• **Source material**:
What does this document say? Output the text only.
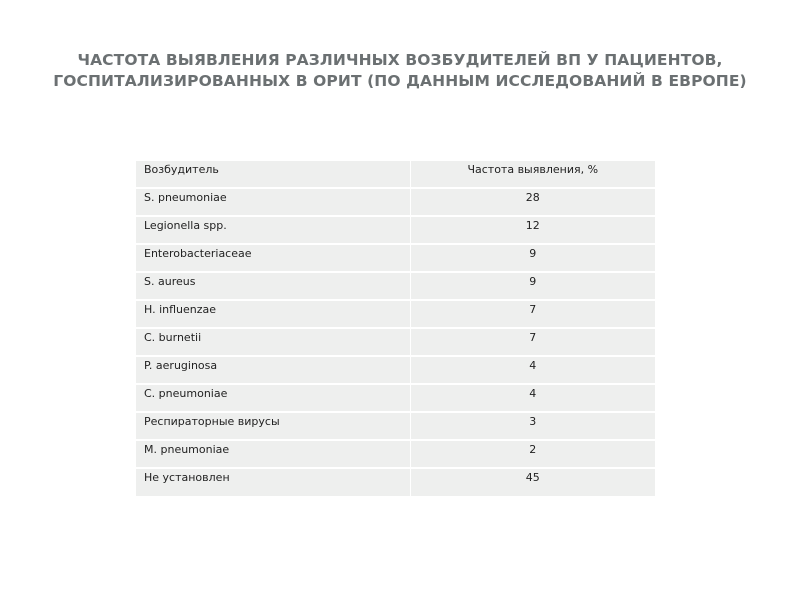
ЧАСТОТА ВЫЯВЛЕНИЯ РАЗЛИЧНЫХ ВОЗБУДИТЕЛЕЙ ВП У ПАЦИЕНТОВ,
ГОСПИТАЛИЗИРОВАННЫХ В ОРИТ (ПО ДАННЫМ ИССЛЕДОВАНИЙ В ЕВРОПЕ)
Возбудитель	Частота выявления, %
S. pneumoniae	28
Legionella spp.	12
Enterobacteriaceae	9
S. aureus	9
H. influenzae	7
C. burnetii	7
P. aeruginosa	4
C. pneumoniae	4
Респираторные вирусы	3
M. pneumoniae	2
Не установлен	45
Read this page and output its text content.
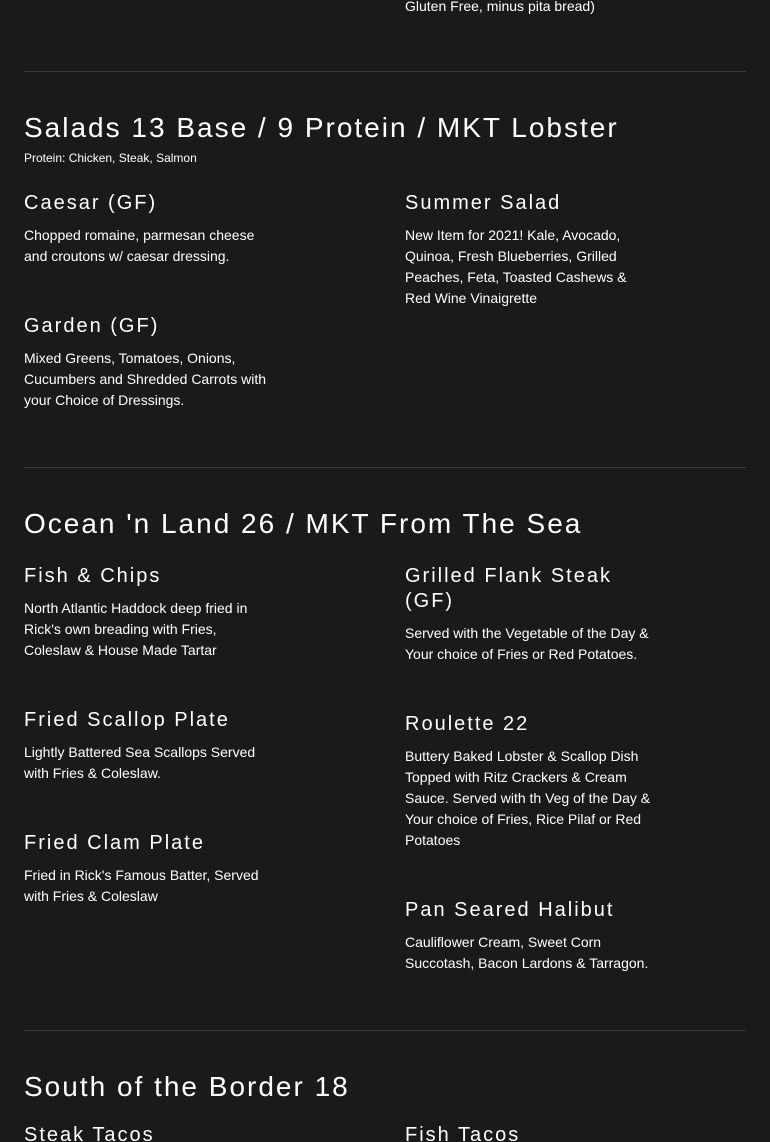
Gluten Free, minus pita bread)
Salads 13 Base / 9 Protein / MKT Lobster
Protein: Chicken, Steak, Salmon
Caesar (GF)
Chopped romaine, parmesan cheese and croutons w/ caesar dressing.
Summer Salad
New Item for 2021! Kale, Avocado, Quinoa, Fresh Blueberries, Grilled Peaches, Feta, Toasted Cashews & Red Wine Vinaigrette
Garden (GF)
Mixed Greens, Tomatoes, Onions, Cucumbers and Shredded Carrots with your Choice of Dressings.
Ocean 'n Land 26 / MKT From The Sea
Fish & Chips
North Atlantic Haddock deep fried in Rick's own breading with Fries, Coleslaw & House Made Tartar
Grilled Flank Steak (GF)
Served with the Vegetable of the Day & Your choice of Fries or Red Potatoes.
Fried Scallop Plate
Lightly Battered Sea Scallops Served with Fries & Coleslaw.
Roulette 22
Buttery Baked Lobster & Scallop Dish Topped with Ritz Crackers & Cream Sauce. Served with th Veg of the Day & Your choice of Fries, Rice Pilaf or Red Potatoes
Fried Clam Plate
Fried in Rick's Famous Batter, Served with Fries & Coleslaw
Pan Seared Halibut
Cauliflower Cream, Sweet Corn Succotash, Bacon Lardons & Tarragon.
South of the Border 18
Steak Tacos	Fish Tacos
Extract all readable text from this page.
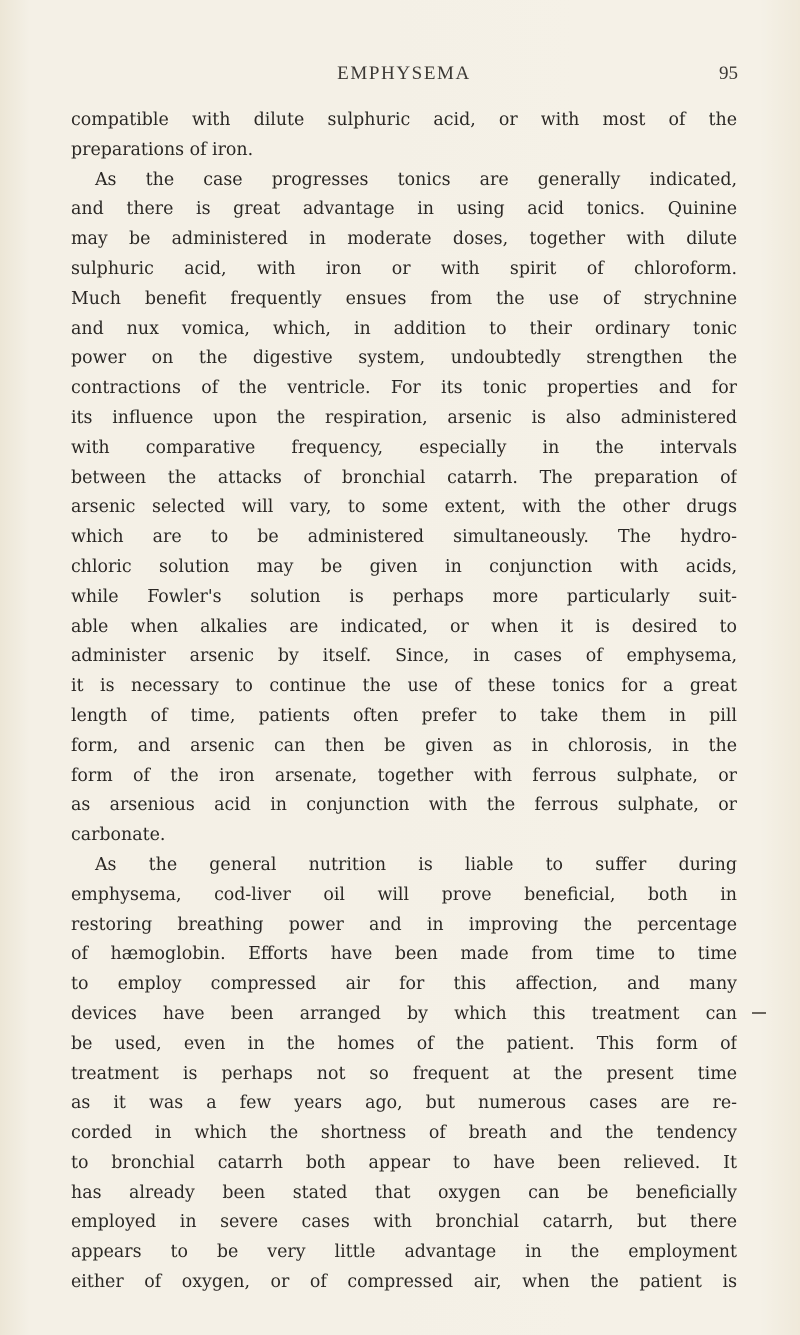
EMPHYSEMA	95
compatible with dilute sulphuric acid, or with most of the
preparations of iron.
As the case progresses tonics are generally indicated,
and there is great advantage in using acid tonics. Quinine
may be administered in moderate doses, together with dilute
sulphuric acid, with iron or with spirit of chloroform.
Much benefit frequently ensues from the use of strychnine
and nux vomica, which, in addition to their ordinary tonic
power on the digestive system, undoubtedly strengthen the
contractions of the ventricle. For its tonic properties and for
its influence upon the respiration, arsenic is also administered
with comparative frequency, especially in the intervals
between the attacks of bronchial catarrh. The preparation of
arsenic selected will vary, to some extent, with the other drugs
which are to be administered simultaneously. The hydro-
chloric solution may be given in conjunction with acids,
while Fowler's solution is perhaps more particularly suit-
able when alkalies are indicated, or when it is desired to
administer arsenic by itself. Since, in cases of emphysema,
it is necessary to continue the use of these tonics for a great
length of time, patients often prefer to take them in pill
form, and arsenic can then be given as in chlorosis, in the
form of the iron arsenate, together with ferrous sulphate, or
as arsenious acid in conjunction with the ferrous sulphate, or
carbonate.
As the general nutrition is liable to suffer during
emphysema, cod-liver oil will prove beneficial, both in
restoring breathing power and in improving the percentage
of hæmoglobin. Efforts have been made from time to time
to employ compressed air for this affection, and many
devices have been arranged by which this treatment can
be used, even in the homes of the patient. This form of
treatment is perhaps not so frequent at the present time
as it was a few years ago, but numerous cases are re-
corded in which the shortness of breath and the tendency
to bronchial catarrh both appear to have been relieved. It
has already been stated that oxygen can be beneficially
employed in severe cases with bronchial catarrh, but there
appears to be very little advantage in the employment
either of oxygen, or of compressed air, when the patient is
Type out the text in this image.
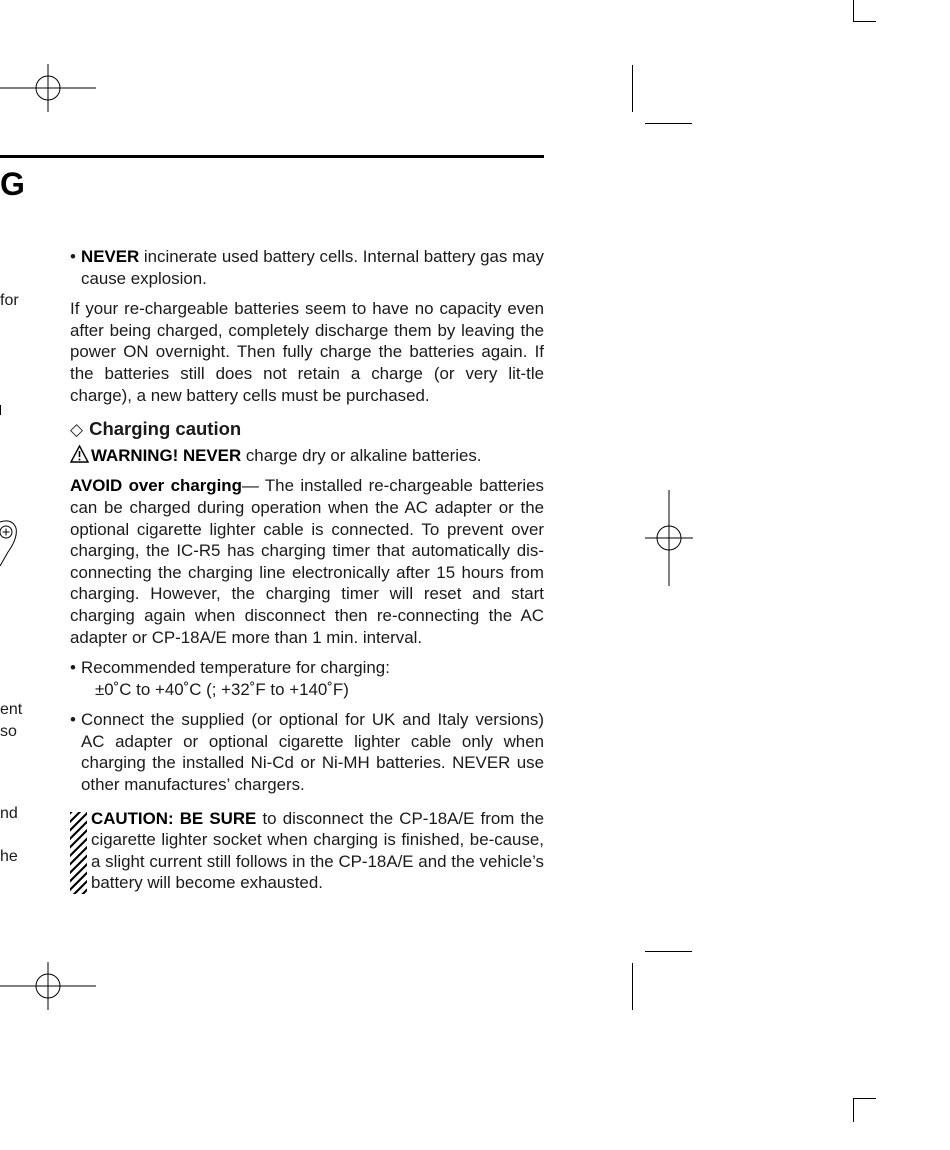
G
for
ent
so
nd
he

• NEVER incinerate used battery cells. Internal battery gas may cause explosion.

If your re-chargeable batteries seem to have no capacity even after being charged, completely discharge them by leaving the power ON overnight. Then fully charge the batteries again. If the batteries still does not retain a charge (or very lit-tle charge), a new battery cells must be purchased.

◇ Charging caution

WARNING! NEVER charge dry or alkaline batteries.

AVOID over charging— The installed re-chargeable batteries can be charged during operation when the AC adapter or the optional cigarette lighter cable is connected. To prevent over charging, the IC-R5 has charging timer that automatically dis-connecting the charging line electronically after 15 hours from charging. However, the charging timer will reset and start charging again when disconnect then re-connecting the AC adapter or CP-18A/E more than 1 min. interval.

• Recommended temperature for charging:
±0˚C to +40˚C (; +32˚F to +140˚F)

• Connect the supplied (or optional for UK and Italy versions) AC adapter or optional cigarette lighter cable only when charging the installed Ni-Cd or Ni-MH batteries. NEVER use other manufactures’ chargers.

CAUTION: BE SURE to disconnect the CP-18A/E from the cigarette lighter socket when charging is finished, be-cause, a slight current still follows in the CP-18A/E and the vehicle’s battery will become exhausted.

• **Action item**: The response consists of the data above printed line for line, with no pictures.

• **Final answer**:
What does this document say? Output the text only.
ЧАСТОТА ВЫЯВЛЕНИЯ РАЗЛИЧНЫХ ВОЗБУДИТЕЛЕЙ ВП У ПАЦИЕНТОВ,
ГОСПИТАЛИЗИРОВАННЫХ В ОРИТ (ПО ДАННЫМ ИССЛЕДОВАНИЙ В ЕВРОПЕ)
Возбудитель	Частота выявления, %
S. pneumoniae	28
Legionella spp.	12
Enterobacteriaceae	9
S. aureus	9
H. influenzae	7
C. burnetii	7
P. aeruginosa	4
C. pneumoniae	4
Респираторные вирусы	3
M. pneumoniae	2
Не установлен	45
Read this page and output its text content.
Gluten Free, minus pita bread)
Salads 13 Base / 9 Protein / MKT Lobster
Protein: Chicken, Steak, Salmon
Caesar (GF)
Chopped romaine, parmesan cheese and croutons w/ caesar dressing.
Summer Salad
New Item for 2021! Kale, Avocado, Quinoa, Fresh Blueberries, Grilled Peaches, Feta, Toasted Cashews & Red Wine Vinaigrette
Garden (GF)
Mixed Greens, Tomatoes, Onions, Cucumbers and Shredded Carrots with your Choice of Dressings.
Ocean 'n Land 26 / MKT From The Sea
Fish & Chips
North Atlantic Haddock deep fried in Rick's own breading with Fries, Coleslaw & House Made Tartar
Grilled Flank Steak (GF)
Served with the Vegetable of the Day & Your choice of Fries or Red Potatoes.
Fried Scallop Plate
Lightly Battered Sea Scallops Served with Fries & Coleslaw.
Roulette 22
Buttery Baked Lobster & Scallop Dish Topped with Ritz Crackers & Cream Sauce. Served with th Veg of the Day & Your choice of Fries, Rice Pilaf or Red Potatoes
Fried Clam Plate
Fried in Rick's Famous Batter, Served with Fries & Coleslaw
Pan Seared Halibut
Cauliflower Cream, Sweet Corn Succotash, Bacon Lardons & Tarragon.
South of the Border 18
Steak Tacos	Fish Tacos
Extract all readable text from this page.
EMPHYSEMA	95
compatible with dilute sulphuric acid, or with most of the
preparations of iron.
As the case progresses tonics are generally indicated,
and there is great advantage in using acid tonics. Quinine
may be administered in moderate doses, together with dilute
sulphuric acid, with iron or with spirit of chloroform.
Much benefit frequently ensues from the use of strychnine
and nux vomica, which, in addition to their ordinary tonic
power on the digestive system, undoubtedly strengthen the
contractions of the ventricle. For its tonic properties and for
its influence upon the respiration, arsenic is also administered
with comparative frequency, especially in the intervals
between the attacks of bronchial catarrh. The preparation of
arsenic selected will vary, to some extent, with the other drugs
which are to be administered simultaneously. The hydro-
chloric solution may be given in conjunction with acids,
while Fowler's solution is perhaps more particularly suit-
able when alkalies are indicated, or when it is desired to
administer arsenic by itself. Since, in cases of emphysema,
it is necessary to continue the use of these tonics for a great
length of time, patients often prefer to take them in pill
form, and arsenic can then be given as in chlorosis, in the
form of the iron arsenate, together with ferrous sulphate, or
as arsenious acid in conjunction with the ferrous sulphate, or
carbonate.
As the general nutrition is liable to suffer during
emphysema, cod-liver oil will prove beneficial, both in
restoring breathing power and in improving the percentage
of hæmoglobin. Efforts have been made from time to time
to employ compressed air for this affection, and many
devices have been arranged by which this treatment can
be used, even in the homes of the patient. This form of
treatment is perhaps not so frequent at the present time
as it was a few years ago, but numerous cases are re-
corded in which the shortness of breath and the tendency
to bronchial catarrh both appear to have been relieved. It
has already been stated that oxygen can be beneficially
employed in severe cases with bronchial catarrh, but there
appears to be very little advantage in the employment
either of oxygen, or of compressed air, when the patient is
Type out the text in this image.
G
for
ent
so
nd
he

• NEVER incinerate used battery cells. Internal battery gas may cause explosion.

If your re-chargeable batteries seem to have no capacity even after being charged, completely discharge them by leaving the power ON overnight. Then fully charge the batteries again. If the batteries still does not retain a charge (or very lit-tle charge), a new battery cells must be purchased.

◇ Charging caution

WARNING! NEVER charge dry or alkaline batteries.

AVOID over charging— The installed re-chargeable batteries can be charged during operation when the AC adapter or the optional cigarette lighter cable is connected. To prevent over charging, the IC-R5 has charging timer that automatically dis-connecting the charging line electronically after 15 hours from charging. However, the charging timer will reset and start charging again when disconnect then re-connecting the AC adapter or CP-18A/E more than 1 min. interval.

• Recommended temperature for charging:
±0˚C to +40˚C (; +32˚F to +140˚F)

• Connect the supplied (or optional for UK and Italy versions) AC adapter or optional cigarette lighter cable only when charging the installed Ni-Cd or Ni-MH batteries. NEVER use other manufactures’ chargers.

CAUTION: BE SURE to disconnect the CP-18A/E from the cigarette lighter socket when charging is finished, be-cause, a slight current still follows in the CP-18A/E and the vehicle’s battery will become exhausted.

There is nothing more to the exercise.